● Problem
Copy out the lines running from the one containing "subtab-next-key[interactable]: C bbox=[466, 166, 490, 190]" down to the one containing "mushrooms-icon bbox=[353, 212, 403, 254]", both included, reproducing them character for character.

● Supplied data
◇ ◇ ◇ ◇ ◇
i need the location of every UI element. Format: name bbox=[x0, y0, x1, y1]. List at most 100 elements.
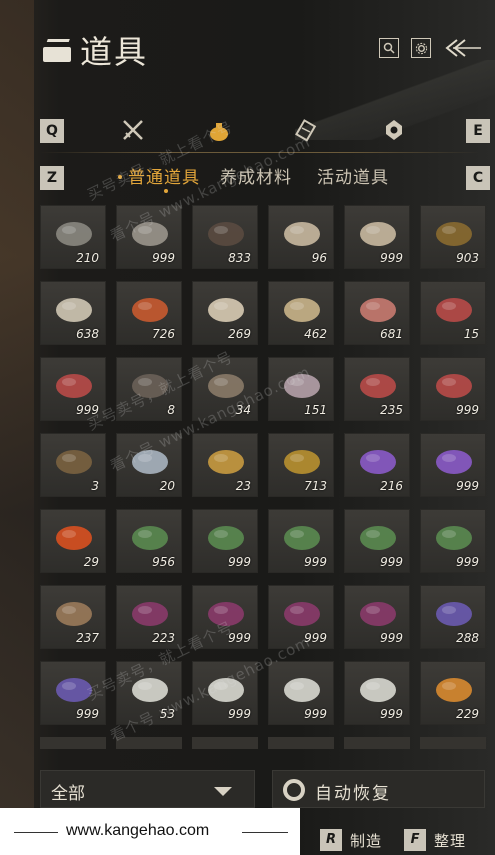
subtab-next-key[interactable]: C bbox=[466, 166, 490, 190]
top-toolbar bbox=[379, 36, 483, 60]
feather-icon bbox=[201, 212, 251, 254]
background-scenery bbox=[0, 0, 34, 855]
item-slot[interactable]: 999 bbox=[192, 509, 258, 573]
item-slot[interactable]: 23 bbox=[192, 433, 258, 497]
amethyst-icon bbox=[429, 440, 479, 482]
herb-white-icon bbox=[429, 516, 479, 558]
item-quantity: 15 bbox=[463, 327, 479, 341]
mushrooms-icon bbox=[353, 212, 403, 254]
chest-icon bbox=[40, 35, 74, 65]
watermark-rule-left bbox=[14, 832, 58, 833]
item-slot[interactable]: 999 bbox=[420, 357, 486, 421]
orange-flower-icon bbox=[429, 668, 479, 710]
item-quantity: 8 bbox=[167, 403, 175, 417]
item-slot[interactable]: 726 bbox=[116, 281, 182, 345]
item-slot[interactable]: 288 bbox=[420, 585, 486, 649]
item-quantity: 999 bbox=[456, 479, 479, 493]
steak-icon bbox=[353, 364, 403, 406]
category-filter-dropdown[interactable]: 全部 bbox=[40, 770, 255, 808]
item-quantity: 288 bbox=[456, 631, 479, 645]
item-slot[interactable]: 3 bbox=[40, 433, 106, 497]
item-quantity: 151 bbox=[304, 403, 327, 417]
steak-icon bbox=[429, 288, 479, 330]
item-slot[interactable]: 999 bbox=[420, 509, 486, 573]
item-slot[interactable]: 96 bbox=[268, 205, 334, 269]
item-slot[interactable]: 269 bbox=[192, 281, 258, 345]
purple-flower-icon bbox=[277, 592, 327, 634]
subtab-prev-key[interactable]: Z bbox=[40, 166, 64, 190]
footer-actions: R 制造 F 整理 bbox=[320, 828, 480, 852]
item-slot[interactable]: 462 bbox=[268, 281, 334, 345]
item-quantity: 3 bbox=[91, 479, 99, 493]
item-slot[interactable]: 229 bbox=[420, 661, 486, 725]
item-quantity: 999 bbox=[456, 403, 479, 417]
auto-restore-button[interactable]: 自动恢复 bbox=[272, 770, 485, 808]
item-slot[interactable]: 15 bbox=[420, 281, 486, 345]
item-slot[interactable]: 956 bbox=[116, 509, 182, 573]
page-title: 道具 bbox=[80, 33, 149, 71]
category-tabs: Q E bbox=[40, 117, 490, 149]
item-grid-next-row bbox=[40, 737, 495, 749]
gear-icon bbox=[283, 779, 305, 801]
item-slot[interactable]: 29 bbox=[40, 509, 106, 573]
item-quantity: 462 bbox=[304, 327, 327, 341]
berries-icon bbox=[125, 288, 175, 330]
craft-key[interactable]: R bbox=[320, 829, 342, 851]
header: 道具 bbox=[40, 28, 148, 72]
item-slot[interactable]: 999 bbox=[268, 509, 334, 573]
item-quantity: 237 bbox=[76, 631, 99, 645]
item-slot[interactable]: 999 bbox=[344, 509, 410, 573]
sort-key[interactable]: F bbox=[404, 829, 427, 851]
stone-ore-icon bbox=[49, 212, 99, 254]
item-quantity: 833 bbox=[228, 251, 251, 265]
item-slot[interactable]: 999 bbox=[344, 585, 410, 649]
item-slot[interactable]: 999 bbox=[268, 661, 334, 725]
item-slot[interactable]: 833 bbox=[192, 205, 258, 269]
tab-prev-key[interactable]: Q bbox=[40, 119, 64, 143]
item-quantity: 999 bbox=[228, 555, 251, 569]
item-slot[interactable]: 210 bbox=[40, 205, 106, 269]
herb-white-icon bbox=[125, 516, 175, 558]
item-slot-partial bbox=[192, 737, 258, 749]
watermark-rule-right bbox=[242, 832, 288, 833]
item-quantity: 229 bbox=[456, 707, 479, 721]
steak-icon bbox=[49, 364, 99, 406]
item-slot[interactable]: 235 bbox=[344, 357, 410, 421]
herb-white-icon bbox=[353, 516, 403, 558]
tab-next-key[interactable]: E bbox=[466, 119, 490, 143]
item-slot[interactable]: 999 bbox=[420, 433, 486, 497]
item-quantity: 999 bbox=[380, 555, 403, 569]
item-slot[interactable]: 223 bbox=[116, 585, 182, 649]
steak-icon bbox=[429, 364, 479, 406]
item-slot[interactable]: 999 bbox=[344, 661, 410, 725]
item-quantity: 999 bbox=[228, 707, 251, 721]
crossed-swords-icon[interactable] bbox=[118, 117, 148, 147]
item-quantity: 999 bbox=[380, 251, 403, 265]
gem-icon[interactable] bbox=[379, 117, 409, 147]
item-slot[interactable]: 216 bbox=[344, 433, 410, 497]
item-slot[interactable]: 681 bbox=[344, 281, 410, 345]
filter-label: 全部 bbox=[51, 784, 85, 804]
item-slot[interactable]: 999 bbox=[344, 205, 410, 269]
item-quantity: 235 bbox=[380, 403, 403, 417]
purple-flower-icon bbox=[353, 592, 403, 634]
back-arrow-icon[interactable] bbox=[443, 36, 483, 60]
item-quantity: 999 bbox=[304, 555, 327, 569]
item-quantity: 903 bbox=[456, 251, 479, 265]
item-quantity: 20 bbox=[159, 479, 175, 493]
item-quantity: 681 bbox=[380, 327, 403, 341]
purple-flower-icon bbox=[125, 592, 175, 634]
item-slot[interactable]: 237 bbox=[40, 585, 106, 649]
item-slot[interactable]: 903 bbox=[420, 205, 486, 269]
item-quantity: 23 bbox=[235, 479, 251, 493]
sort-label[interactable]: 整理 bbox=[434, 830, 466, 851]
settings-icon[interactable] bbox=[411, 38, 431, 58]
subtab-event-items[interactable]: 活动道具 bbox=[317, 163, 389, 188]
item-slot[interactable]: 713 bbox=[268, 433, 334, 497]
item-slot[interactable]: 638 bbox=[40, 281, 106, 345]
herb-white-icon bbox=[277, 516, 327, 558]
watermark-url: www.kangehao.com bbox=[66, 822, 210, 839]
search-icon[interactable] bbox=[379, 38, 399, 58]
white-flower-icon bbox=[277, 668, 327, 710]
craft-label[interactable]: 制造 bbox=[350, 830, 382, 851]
◇ ◇ ◇ ◇ ◇
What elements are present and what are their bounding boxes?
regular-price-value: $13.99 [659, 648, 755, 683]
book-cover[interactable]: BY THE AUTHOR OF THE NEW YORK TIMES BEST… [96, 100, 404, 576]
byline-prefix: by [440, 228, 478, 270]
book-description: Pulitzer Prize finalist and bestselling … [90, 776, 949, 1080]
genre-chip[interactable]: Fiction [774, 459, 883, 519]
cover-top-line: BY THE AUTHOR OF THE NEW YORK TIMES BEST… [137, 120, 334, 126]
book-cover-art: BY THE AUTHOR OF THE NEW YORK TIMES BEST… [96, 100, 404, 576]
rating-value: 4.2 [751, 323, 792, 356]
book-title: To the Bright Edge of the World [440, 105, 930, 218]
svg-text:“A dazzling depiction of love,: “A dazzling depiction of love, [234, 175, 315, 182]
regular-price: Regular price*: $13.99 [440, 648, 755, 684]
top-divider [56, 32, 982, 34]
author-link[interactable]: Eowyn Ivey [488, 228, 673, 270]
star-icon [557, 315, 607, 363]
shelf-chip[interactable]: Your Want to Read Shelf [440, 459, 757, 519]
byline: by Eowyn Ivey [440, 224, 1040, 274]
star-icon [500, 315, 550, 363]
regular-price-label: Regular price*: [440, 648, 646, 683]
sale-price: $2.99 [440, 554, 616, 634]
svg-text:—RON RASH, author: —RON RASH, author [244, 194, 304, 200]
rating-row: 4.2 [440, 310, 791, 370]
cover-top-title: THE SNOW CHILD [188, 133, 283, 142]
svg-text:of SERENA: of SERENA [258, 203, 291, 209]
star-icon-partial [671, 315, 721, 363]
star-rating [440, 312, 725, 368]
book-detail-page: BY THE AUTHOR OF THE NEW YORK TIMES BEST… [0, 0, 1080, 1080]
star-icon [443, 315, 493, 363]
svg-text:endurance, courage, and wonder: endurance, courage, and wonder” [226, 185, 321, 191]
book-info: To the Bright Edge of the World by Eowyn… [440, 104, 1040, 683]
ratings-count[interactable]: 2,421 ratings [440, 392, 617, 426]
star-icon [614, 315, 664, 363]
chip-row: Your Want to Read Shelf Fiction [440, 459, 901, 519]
◇ ◇ ◇ ◇ ◇
● Expected answer
subtab-next-key[interactable]: C bbox=[466, 166, 490, 190]
top-toolbar bbox=[379, 36, 483, 60]
feather-icon bbox=[201, 212, 251, 254]
background-scenery bbox=[0, 0, 34, 855]
item-slot[interactable]: 999 bbox=[192, 509, 258, 573]
item-slot[interactable]: 23 bbox=[192, 433, 258, 497]
amethyst-icon bbox=[429, 440, 479, 482]
herb-white-icon bbox=[429, 516, 479, 558]
item-quantity: 15 bbox=[463, 327, 479, 341]
mushrooms-icon bbox=[353, 212, 403, 254]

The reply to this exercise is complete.